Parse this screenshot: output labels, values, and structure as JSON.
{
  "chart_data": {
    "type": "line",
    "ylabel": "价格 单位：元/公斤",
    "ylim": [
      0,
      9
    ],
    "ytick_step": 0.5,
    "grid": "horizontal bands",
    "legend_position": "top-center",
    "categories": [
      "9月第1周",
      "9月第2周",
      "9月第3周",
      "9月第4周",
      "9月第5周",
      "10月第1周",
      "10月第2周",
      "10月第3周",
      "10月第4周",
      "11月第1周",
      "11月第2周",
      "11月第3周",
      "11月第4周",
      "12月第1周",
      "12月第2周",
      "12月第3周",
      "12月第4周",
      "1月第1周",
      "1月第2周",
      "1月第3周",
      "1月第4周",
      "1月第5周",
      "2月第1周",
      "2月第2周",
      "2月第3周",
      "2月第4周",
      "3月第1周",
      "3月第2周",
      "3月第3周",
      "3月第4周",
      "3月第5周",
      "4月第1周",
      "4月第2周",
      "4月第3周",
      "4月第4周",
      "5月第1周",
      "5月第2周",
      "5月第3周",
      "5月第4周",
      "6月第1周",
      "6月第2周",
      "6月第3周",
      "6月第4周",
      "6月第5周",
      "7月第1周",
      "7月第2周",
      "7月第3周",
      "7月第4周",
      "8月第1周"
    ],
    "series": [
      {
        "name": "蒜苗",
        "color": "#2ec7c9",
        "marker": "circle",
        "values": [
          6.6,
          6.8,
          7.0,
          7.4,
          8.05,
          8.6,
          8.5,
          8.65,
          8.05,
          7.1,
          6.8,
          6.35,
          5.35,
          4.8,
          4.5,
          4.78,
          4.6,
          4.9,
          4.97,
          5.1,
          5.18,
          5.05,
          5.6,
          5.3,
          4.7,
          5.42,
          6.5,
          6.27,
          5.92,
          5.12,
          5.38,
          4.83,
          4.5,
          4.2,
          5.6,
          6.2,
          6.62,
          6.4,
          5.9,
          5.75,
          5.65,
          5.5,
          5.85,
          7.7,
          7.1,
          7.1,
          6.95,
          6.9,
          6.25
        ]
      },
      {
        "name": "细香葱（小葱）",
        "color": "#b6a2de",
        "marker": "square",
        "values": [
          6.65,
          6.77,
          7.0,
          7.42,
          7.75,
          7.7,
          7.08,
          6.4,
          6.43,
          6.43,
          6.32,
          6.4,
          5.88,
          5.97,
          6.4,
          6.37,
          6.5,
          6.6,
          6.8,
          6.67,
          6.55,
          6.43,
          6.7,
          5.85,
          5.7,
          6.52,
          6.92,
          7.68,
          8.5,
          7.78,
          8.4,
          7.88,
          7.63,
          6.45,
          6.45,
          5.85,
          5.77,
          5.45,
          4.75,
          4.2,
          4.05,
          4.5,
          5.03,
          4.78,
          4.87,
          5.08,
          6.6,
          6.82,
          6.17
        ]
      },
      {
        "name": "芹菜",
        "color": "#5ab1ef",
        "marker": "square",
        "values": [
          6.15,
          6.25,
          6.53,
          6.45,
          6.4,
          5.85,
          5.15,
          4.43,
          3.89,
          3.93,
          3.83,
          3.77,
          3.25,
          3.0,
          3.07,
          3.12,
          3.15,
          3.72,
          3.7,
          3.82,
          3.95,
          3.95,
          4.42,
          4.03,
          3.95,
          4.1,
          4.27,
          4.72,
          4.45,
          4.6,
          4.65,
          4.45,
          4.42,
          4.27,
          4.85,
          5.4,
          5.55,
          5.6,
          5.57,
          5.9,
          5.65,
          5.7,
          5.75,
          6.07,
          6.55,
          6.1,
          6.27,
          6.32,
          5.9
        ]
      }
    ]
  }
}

* * * * *

DO THIS: Extract each line from the entries above that contains the string "color".

ANSWER TO THIS TASK:
        "color": "#2ec7c9",
        "color": "#b6a2de",
        "color": "#5ab1ef",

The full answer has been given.